[Start of Excerpted data]

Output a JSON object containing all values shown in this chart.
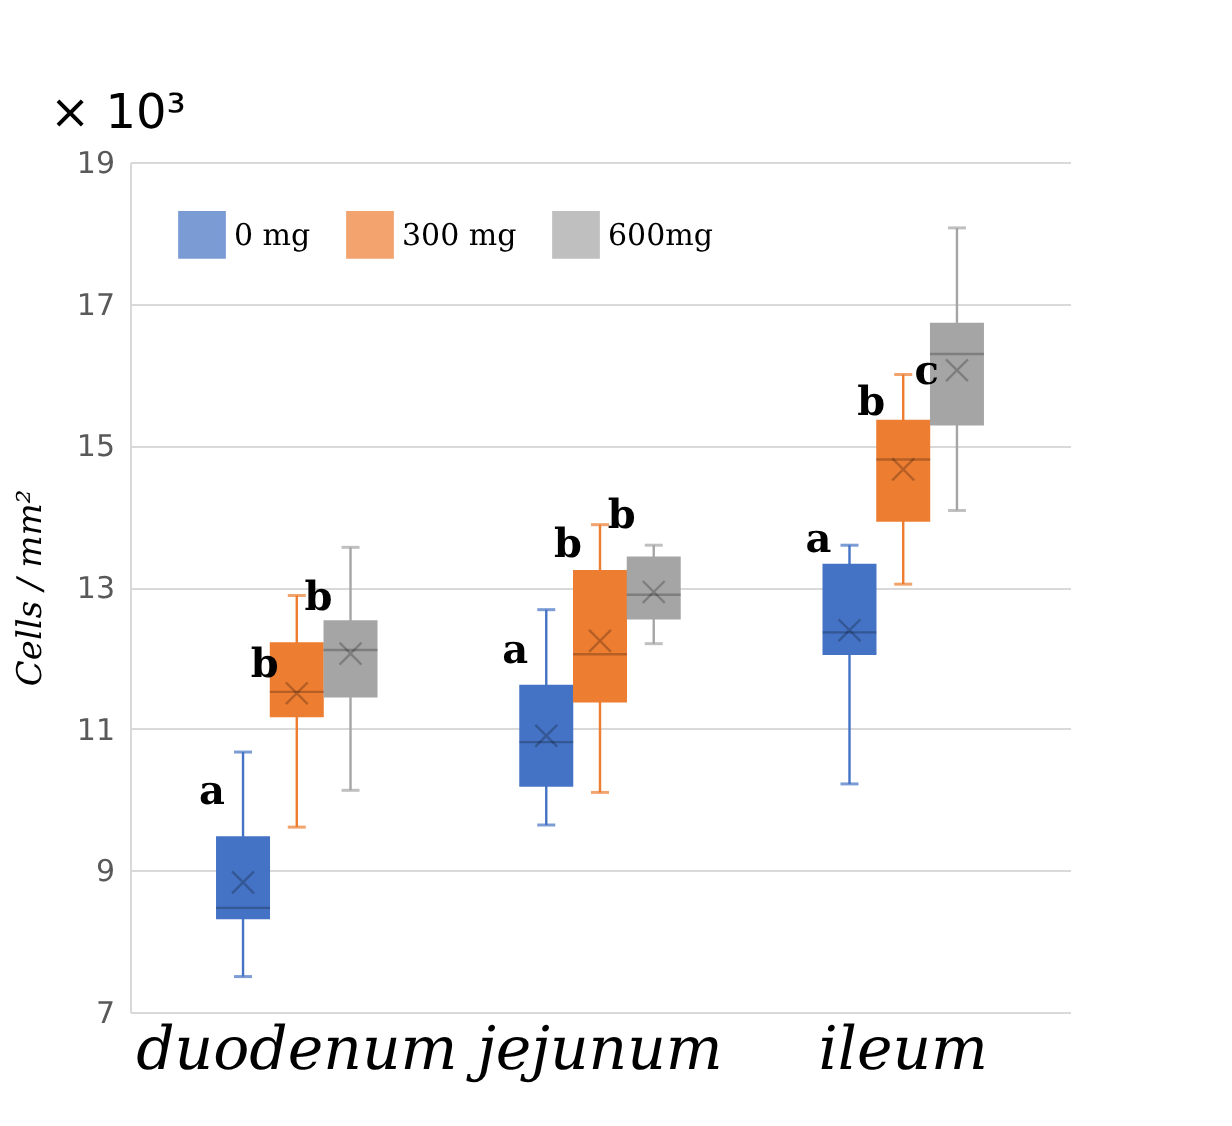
{
  "chart_data": {
    "type": "box",
    "categories": [
      "duodenum",
      "jejunum",
      "ileum"
    ],
    "ylabel": "Cells / mm²",
    "ylim": [
      7,
      19
    ],
    "yticks": [
      7,
      9,
      11,
      13,
      15,
      17,
      19
    ],
    "grid": "y",
    "legend": "top left",
    "series": [
      {
        "name": "0 mg",
        "color": "#4472c4",
        "boxes": [
          {
            "low": 7.5,
            "q1": 8.31,
            "median": 8.47,
            "q3": 9.48,
            "high": 10.67,
            "mean": 8.83
          },
          {
            "low": 9.64,
            "q1": 10.18,
            "median": 10.81,
            "q3": 11.62,
            "high": 12.68,
            "mean": 10.9
          },
          {
            "low": 10.22,
            "q1": 12.04,
            "median": 12.36,
            "q3": 13.33,
            "high": 13.59,
            "mean": 12.39
          }
        ]
      },
      {
        "name": "300 mg",
        "color": "#ed7d31",
        "boxes": [
          {
            "low": 9.61,
            "q1": 11.16,
            "median": 11.52,
            "q3": 12.22,
            "high": 12.88,
            "mean": 11.5
          },
          {
            "low": 10.1,
            "q1": 11.37,
            "median": 12.05,
            "q3": 13.24,
            "high": 13.88,
            "mean": 12.24
          },
          {
            "low": 13.04,
            "q1": 13.92,
            "median": 14.8,
            "q3": 15.36,
            "high": 16.0,
            "mean": 14.66
          }
        ]
      },
      {
        "name": "600mg",
        "color": "#a5a5a5",
        "boxes": [
          {
            "low": 10.13,
            "q1": 11.44,
            "median": 12.11,
            "q3": 12.53,
            "high": 13.56,
            "mean": 12.06
          },
          {
            "low": 12.2,
            "q1": 12.54,
            "median": 12.89,
            "q3": 13.43,
            "high": 13.59,
            "mean": 12.93
          },
          {
            "low": 14.08,
            "q1": 15.28,
            "median": 16.29,
            "q3": 16.73,
            "high": 18.07,
            "mean": 16.06
          }
        ]
      }
    ],
    "annotations": [
      "× 10³",
      {
        "text": "a",
        "x": "duodenum",
        "y": 10.1
      },
      {
        "text": "b",
        "x": "duodenum",
        "y": 11.9
      },
      {
        "text": "b",
        "x": "duodenum",
        "y": 12.85
      },
      {
        "text": "a",
        "x": "jejunum",
        "y": 12.1
      },
      {
        "text": "b",
        "x": "jejunum",
        "y": 13.6
      },
      {
        "text": "b",
        "x": "jejunum",
        "y": 14.0
      },
      {
        "text": "a",
        "x": "ileum",
        "y": 13.66
      },
      {
        "text": "b",
        "x": "ileum",
        "y": 15.6
      },
      {
        "text": "c",
        "x": "ileum",
        "y": 16.03
      }
    ]
  }
}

[End of Excerpted data]

### What you will do
Quote all of the entries word for word, omitting any pictures.

### Answer to the exercise
Output a JSON object containing all values shown in this chart.
{
  "chart_data": {
    "type": "box",
    "categories": [
      "duodenum",
      "jejunum",
      "ileum"
    ],
    "ylabel": "Cells / mm²",
    "ylim": [
      7,
      19
    ],
    "yticks": [
      7,
      9,
      11,
      13,
      15,
      17,
      19
    ],
    "grid": "y",
    "legend": "top left",
    "series": [
      {
        "name": "0 mg",
        "color": "#4472c4",
        "boxes": [
          {
            "low": 7.5,
            "q1": 8.31,
            "median": 8.47,
            "q3": 9.48,
            "high": 10.67,
            "mean": 8.83
          },
          {
            "low": 9.64,
            "q1": 10.18,
            "median": 10.81,
            "q3": 11.62,
            "high": 12.68,
            "mean": 10.9
          },
          {
            "low": 10.22,
            "q1": 12.04,
            "median": 12.36,
            "q3": 13.33,
            "high": 13.59,
            "mean": 12.39
          }
        ]
      },
      {
        "name": "300 mg",
        "color": "#ed7d31",
        "boxes": [
          {
            "low": 9.61,
            "q1": 11.16,
            "median": 11.52,
            "q3": 12.22,
            "high": 12.88,
            "mean": 11.5
          },
          {
            "low": 10.1,
            "q1": 11.37,
            "median": 12.05,
            "q3": 13.24,
            "high": 13.88,
            "mean": 12.24
          },
          {
            "low": 13.04,
            "q1": 13.92,
            "median": 14.8,
            "q3": 15.36,
            "high": 16.0,
            "mean": 14.66
          }
        ]
      },
      {
        "name": "600mg",
        "color": "#a5a5a5",
        "boxes": [
          {
            "low": 10.13,
            "q1": 11.44,
            "median": 12.11,
            "q3": 12.53,
            "high": 13.56,
            "mean": 12.06
          },
          {
            "low": 12.2,
            "q1": 12.54,
            "median": 12.89,
            "q3": 13.43,
            "high": 13.59,
            "mean": 12.93
          },
          {
            "low": 14.08,
            "q1": 15.28,
            "median": 16.29,
            "q3": 16.73,
            "high": 18.07,
            "mean": 16.06
          }
        ]
      }
    ],
    "annotations": [
      "× 10³",
      {
        "text": "a",
        "x": "duodenum",
        "y": 10.1
      },
      {
        "text": "b",
        "x": "duodenum",
        "y": 11.9
      },
      {
        "text": "b",
        "x": "duodenum",
        "y": 12.85
      },
      {
        "text": "a",
        "x": "jejunum",
        "y": 12.1
      },
      {
        "text": "b",
        "x": "jejunum",
        "y": 13.6
      },
      {
        "text": "b",
        "x": "jejunum",
        "y": 14.0
      },
      {
        "text": "a",
        "x": "ileum",
        "y": 13.66
      },
      {
        "text": "b",
        "x": "ileum",
        "y": 15.6
      },
      {
        "text": "c",
        "x": "ileum",
        "y": 16.03
      }
    ]
  }
}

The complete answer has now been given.